• Task to complete: Output the material beneath exactly, leaving nothing out.

[Data entries]
- - -

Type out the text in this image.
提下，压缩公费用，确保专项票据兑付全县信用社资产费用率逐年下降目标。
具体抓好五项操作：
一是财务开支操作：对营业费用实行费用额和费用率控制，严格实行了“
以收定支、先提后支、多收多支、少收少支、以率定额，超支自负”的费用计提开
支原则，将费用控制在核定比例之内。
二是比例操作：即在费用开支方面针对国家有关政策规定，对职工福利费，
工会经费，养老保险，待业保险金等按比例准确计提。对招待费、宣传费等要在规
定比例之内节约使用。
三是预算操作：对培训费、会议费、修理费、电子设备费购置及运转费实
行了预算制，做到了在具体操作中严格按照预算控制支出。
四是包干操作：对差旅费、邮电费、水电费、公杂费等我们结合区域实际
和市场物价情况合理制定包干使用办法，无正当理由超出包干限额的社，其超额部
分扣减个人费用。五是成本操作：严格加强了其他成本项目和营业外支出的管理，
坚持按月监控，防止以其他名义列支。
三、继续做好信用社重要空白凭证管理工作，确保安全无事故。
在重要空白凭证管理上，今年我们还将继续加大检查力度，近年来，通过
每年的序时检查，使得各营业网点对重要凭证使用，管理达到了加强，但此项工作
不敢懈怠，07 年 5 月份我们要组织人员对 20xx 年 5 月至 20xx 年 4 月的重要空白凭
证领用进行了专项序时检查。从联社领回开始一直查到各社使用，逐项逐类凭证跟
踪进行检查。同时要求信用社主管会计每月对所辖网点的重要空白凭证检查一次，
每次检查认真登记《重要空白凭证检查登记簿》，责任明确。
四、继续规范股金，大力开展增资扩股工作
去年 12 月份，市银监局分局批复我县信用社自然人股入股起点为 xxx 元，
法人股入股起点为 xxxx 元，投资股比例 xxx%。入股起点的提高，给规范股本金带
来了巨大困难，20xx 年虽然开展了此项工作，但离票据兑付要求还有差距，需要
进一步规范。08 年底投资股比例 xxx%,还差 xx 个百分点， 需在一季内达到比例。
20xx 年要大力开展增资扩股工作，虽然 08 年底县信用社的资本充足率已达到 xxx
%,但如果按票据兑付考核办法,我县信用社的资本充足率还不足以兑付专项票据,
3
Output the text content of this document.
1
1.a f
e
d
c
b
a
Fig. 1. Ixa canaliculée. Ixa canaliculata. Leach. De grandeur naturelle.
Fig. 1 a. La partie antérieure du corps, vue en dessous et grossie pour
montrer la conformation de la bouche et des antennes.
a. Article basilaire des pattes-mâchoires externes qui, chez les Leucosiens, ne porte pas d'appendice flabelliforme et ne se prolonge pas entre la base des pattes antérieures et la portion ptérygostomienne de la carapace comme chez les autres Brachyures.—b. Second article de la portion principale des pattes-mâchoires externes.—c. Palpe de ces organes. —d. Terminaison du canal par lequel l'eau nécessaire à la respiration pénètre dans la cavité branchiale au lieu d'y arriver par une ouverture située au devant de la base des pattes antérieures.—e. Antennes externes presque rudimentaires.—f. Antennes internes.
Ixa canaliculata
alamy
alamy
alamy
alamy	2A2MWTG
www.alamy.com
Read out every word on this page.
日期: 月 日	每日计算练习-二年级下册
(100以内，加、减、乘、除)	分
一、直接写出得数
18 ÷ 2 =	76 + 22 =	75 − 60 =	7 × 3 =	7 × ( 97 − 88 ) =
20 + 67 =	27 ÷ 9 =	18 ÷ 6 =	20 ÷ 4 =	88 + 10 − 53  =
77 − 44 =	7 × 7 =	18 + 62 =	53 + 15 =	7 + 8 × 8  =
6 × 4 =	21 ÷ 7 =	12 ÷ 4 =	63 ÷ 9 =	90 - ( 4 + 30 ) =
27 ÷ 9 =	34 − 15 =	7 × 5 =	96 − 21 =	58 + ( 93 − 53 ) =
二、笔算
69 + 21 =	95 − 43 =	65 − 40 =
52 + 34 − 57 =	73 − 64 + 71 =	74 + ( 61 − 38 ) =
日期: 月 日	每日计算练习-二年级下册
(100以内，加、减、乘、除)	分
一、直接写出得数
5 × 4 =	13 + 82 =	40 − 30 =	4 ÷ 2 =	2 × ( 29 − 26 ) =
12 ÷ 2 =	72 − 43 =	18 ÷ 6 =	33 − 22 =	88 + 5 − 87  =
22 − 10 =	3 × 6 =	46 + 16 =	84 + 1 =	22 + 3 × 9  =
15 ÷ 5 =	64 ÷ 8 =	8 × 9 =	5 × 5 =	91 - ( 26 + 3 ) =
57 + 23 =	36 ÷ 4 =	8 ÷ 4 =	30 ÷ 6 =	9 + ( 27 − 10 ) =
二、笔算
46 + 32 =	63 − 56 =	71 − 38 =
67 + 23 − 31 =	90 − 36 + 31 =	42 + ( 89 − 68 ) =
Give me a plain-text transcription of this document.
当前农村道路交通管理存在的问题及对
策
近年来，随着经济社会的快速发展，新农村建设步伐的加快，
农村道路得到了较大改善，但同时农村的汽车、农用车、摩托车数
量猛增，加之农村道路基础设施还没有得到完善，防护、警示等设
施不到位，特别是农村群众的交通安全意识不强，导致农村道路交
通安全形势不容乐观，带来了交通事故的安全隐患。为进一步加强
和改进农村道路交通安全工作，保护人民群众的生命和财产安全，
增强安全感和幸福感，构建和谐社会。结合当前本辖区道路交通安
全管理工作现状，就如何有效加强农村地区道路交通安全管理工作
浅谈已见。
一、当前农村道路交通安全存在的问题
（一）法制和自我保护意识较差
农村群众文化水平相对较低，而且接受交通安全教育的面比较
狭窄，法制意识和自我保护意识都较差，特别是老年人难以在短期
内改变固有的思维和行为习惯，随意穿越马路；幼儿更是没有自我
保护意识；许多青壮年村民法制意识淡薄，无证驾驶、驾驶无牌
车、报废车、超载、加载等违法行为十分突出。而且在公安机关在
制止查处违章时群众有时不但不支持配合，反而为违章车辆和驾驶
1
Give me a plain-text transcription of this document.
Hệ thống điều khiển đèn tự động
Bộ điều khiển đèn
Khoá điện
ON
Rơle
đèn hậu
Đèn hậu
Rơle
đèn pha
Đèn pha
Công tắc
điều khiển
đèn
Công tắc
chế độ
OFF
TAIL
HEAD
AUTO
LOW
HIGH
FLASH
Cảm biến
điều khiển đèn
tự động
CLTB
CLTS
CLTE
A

- - -

• Response to this task:
Type out the text in this image.
提下，压缩公费用，确保专项票据兑付全县信用社资产费用率逐年下降目标。
具体抓好五项操作：
一是财务开支操作：对营业费用实行费用额和费用率控制，严格实行了“
以收定支、先提后支、多收多支、少收少支、以率定额，超支自负”的费用计提开
支原则，将费用控制在核定比例之内。
二是比例操作：即在费用开支方面针对国家有关政策规定，对职工福利费，
工会经费，养老保险，待业保险金等按比例准确计提。对招待费、宣传费等要在规
定比例之内节约使用。
三是预算操作：对培训费、会议费、修理费、电子设备费购置及运转费实
行了预算制，做到了在具体操作中严格按照预算控制支出。
四是包干操作：对差旅费、邮电费、水电费、公杂费等我们结合区域实际
和市场物价情况合理制定包干使用办法，无正当理由超出包干限额的社，其超额部
分扣减个人费用。五是成本操作：严格加强了其他成本项目和营业外支出的管理，
坚持按月监控，防止以其他名义列支。
三、继续做好信用社重要空白凭证管理工作，确保安全无事故。
在重要空白凭证管理上，今年我们还将继续加大检查力度，近年来，通过
每年的序时检查，使得各营业网点对重要凭证使用，管理达到了加强，但此项工作
不敢懈怠，07 年 5 月份我们要组织人员对 20xx 年 5 月至 20xx 年 4 月的重要空白凭
证领用进行了专项序时检查。从联社领回开始一直查到各社使用，逐项逐类凭证跟
踪进行检查。同时要求信用社主管会计每月对所辖网点的重要空白凭证检查一次，
每次检查认真登记《重要空白凭证检查登记簿》，责任明确。
四、继续规范股金，大力开展增资扩股工作
去年 12 月份，市银监局分局批复我县信用社自然人股入股起点为 xxx 元，
法人股入股起点为 xxxx 元，投资股比例 xxx%。入股起点的提高，给规范股本金带
来了巨大困难，20xx 年虽然开展了此项工作，但离票据兑付要求还有差距，需要
进一步规范。08 年底投资股比例 xxx%,还差 xx 个百分点， 需在一季内达到比例。
20xx 年要大力开展增资扩股工作，虽然 08 年底县信用社的资本充足率已达到 xxx
%,但如果按票据兑付考核办法,我县信用社的资本充足率还不足以兑付专项票据,
3
Output the text content of this document.
1
1.a f
e
d
c
b
a
Fig. 1. Ixa canaliculée. Ixa canaliculata. Leach. De grandeur naturelle.
Fig. 1 a. La partie antérieure du corps, vue en dessous et grossie pour
montrer la conformation de la bouche et des antennes.
a. Article basilaire des pattes-mâchoires externes qui, chez les Leucosiens, ne porte pas d'appendice flabelliforme et ne se prolonge pas entre la base des pattes antérieures et la portion ptérygostomienne de la carapace comme chez les autres Brachyures.—b. Second article de la portion principale des pattes-mâchoires externes.—c. Palpe de ces organes. —d. Terminaison du canal par lequel l'eau nécessaire à la respiration pénètre dans la cavité branchiale au lieu d'y arriver par une ouverture située au devant de la base des pattes antérieures.—e. Antennes externes presque rudimentaires.—f. Antennes internes.
Ixa canaliculata
alamy
alamy
alamy
alamy	2A2MWTG
www.alamy.com
Read out every word on this page.
日期: 月 日	每日计算练习-二年级下册
(100以内，加、减、乘、除)	分
一、直接写出得数
18 ÷ 2 =	76 + 22 =	75 − 60 =	7 × 3 =	7 × ( 97 − 88 ) =
20 + 67 =	27 ÷ 9 =	18 ÷ 6 =	20 ÷ 4 =	88 + 10 − 53  =
77 − 44 =	7 × 7 =	18 + 62 =	53 + 15 =	7 + 8 × 8  =
6 × 4 =	21 ÷ 7 =	12 ÷ 4 =	63 ÷ 9 =	90 - ( 4 + 30 ) =
27 ÷ 9 =	34 − 15 =	7 × 5 =	96 − 21 =	58 + ( 93 − 53 ) =
二、笔算
69 + 21 =	95 − 43 =	65 − 40 =
52 + 34 − 57 =	73 − 64 + 71 =	74 + ( 61 − 38 ) =
日期: 月 日	每日计算练习-二年级下册
(100以内，加、减、乘、除)	分
一、直接写出得数
5 × 4 =	13 + 82 =	40 − 30 =	4 ÷ 2 =	2 × ( 29 − 26 ) =
12 ÷ 2 =	72 − 43 =	18 ÷ 6 =	33 − 22 =	88 + 5 − 87  =
22 − 10 =	3 × 6 =	46 + 16 =	84 + 1 =	22 + 3 × 9  =
15 ÷ 5 =	64 ÷ 8 =	8 × 9 =	5 × 5 =	91 - ( 26 + 3 ) =
57 + 23 =	36 ÷ 4 =	8 ÷ 4 =	30 ÷ 6 =	9 + ( 27 − 10 ) =
二、笔算
46 + 32 =	63 − 56 =	71 − 38 =
67 + 23 − 31 =	90 − 36 + 31 =	42 + ( 89 − 68 ) =
Give me a plain-text transcription of this document.
当前农村道路交通管理存在的问题及对
策
近年来，随着经济社会的快速发展，新农村建设步伐的加快，
农村道路得到了较大改善，但同时农村的汽车、农用车、摩托车数
量猛增，加之农村道路基础设施还没有得到完善，防护、警示等设
施不到位，特别是农村群众的交通安全意识不强，导致农村道路交
通安全形势不容乐观，带来了交通事故的安全隐患。为进一步加强
和改进农村道路交通安全工作，保护人民群众的生命和财产安全，
增强安全感和幸福感，构建和谐社会。结合当前本辖区道路交通安
全管理工作现状，就如何有效加强农村地区道路交通安全管理工作
浅谈已见。
一、当前农村道路交通安全存在的问题
（一）法制和自我保护意识较差
农村群众文化水平相对较低，而且接受交通安全教育的面比较
狭窄，法制意识和自我保护意识都较差，特别是老年人难以在短期
内改变固有的思维和行为习惯，随意穿越马路；幼儿更是没有自我
保护意识；许多青壮年村民法制意识淡薄，无证驾驶、驾驶无牌
车、报废车、超载、加载等违法行为十分突出。而且在公安机关在
制止查处违章时群众有时不但不支持配合，反而为违章车辆和驾驶
1
Give me a plain-text transcription of this document.
Hệ thống điều khiển đèn tự động
Bộ điều khiển đèn
Khoá điện
ON
Rơle
đèn hậu
Đèn hậu
Rơle
đèn pha
Đèn pha
Công tắc
điều khiển
đèn
Công tắc
chế độ
OFF
TAIL
HEAD
AUTO
LOW
HIGH
FLASH
Cảm biến
điều khiển đèn
tự động
CLTB
CLTS
CLTE
A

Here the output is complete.